- **DATA PROVIDED**

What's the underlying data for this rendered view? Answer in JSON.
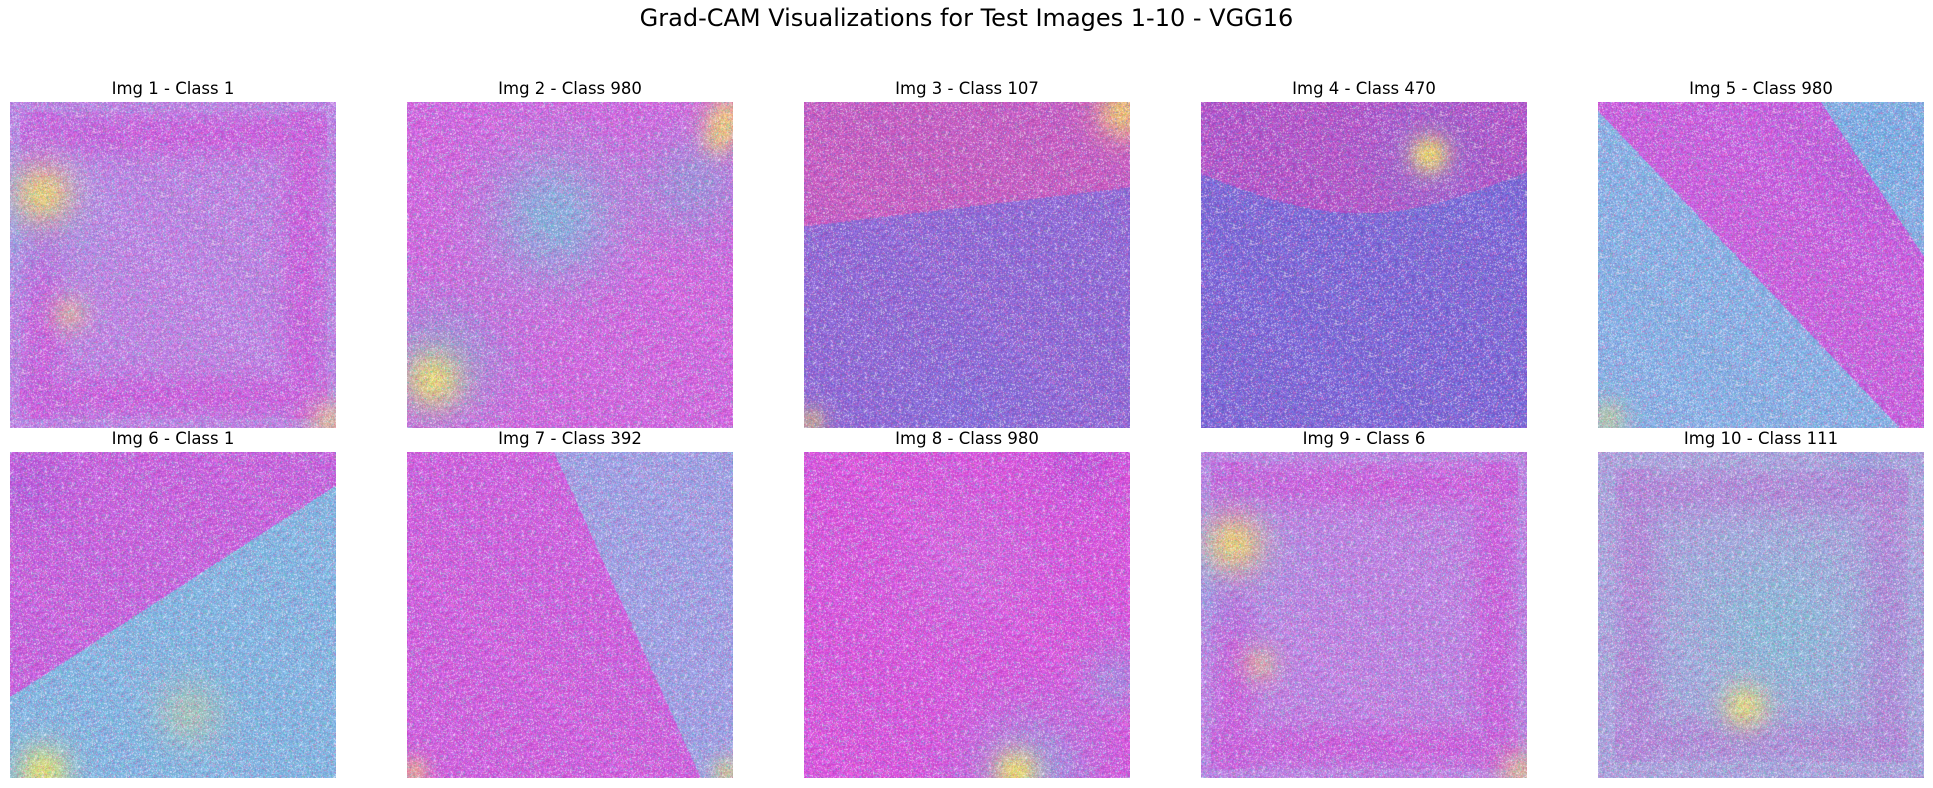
{
  "figure": {
    "title": "Grad-CAM Visualizations for Test Images 1-10 - VGG16"
  },
  "panels": [
    {
      "title": "Img 1 - Class 1",
      "pattern": "square-frame",
      "colors": {
        "base": "#c38ae6",
        "dominant": "#e62fd8",
        "accent": "#ffef52",
        "cool": "#52e6e6"
      }
    },
    {
      "title": "Img 2 - Class 980",
      "pattern": "cyan-blobs",
      "colors": {
        "base": "#c38ae6",
        "dominant": "#e62fd8",
        "accent": "#ffef52",
        "cool": "#3ee6d2"
      }
    },
    {
      "title": "Img 3 - Class 107",
      "pattern": "diagonal-blue-band",
      "colors": {
        "base": "#a06ee6",
        "dominant": "#e84fa8",
        "accent": "#ffef52",
        "cool": "#5a78e6"
      }
    },
    {
      "title": "Img 4 - Class 470",
      "pattern": "blue-lower",
      "colors": {
        "base": "#7a6ee0",
        "dominant": "#e03fb8",
        "accent": "#ffef52",
        "cool": "#4a9ae6"
      }
    },
    {
      "title": "Img 5 - Class 980",
      "pattern": "magenta-diagonal",
      "colors": {
        "base": "#b38ae6",
        "dominant": "#e62fd8",
        "accent": "#ffef52",
        "cool": "#52e6e6"
      }
    },
    {
      "title": "Img 6 - Class 1",
      "pattern": "cyan-lower-right",
      "colors": {
        "base": "#b38ae6",
        "dominant": "#e62fd8",
        "accent": "#ffef52",
        "cool": "#52e6e0"
      }
    },
    {
      "title": "Img 7 - Class 392",
      "pattern": "magenta-left",
      "colors": {
        "base": "#c38ae6",
        "dominant": "#e62fd8",
        "accent": "#ffef52",
        "cool": "#52e6e6"
      }
    },
    {
      "title": "Img 8 - Class 980",
      "pattern": "magenta-full",
      "colors": {
        "base": "#c38ae6",
        "dominant": "#e62fd8",
        "accent": "#ffef52",
        "cool": "#52e6e6"
      }
    },
    {
      "title": "Img 9 - Class 6",
      "pattern": "square-frame",
      "colors": {
        "base": "#c38ae6",
        "dominant": "#e62fd8",
        "accent": "#ffef52",
        "cool": "#52e6e6"
      }
    },
    {
      "title": "Img 10 - Class 111",
      "pattern": "pale-cyan",
      "colors": {
        "base": "#c9a0e6",
        "dominant": "#e62fd8",
        "accent": "#ffef52",
        "cool": "#52e6d0"
      }
    }
  ]
}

- **EXERCISE**
Say how many lines of the listing above contain "lower", with no other words.

- **OUTPUT BELOW**
2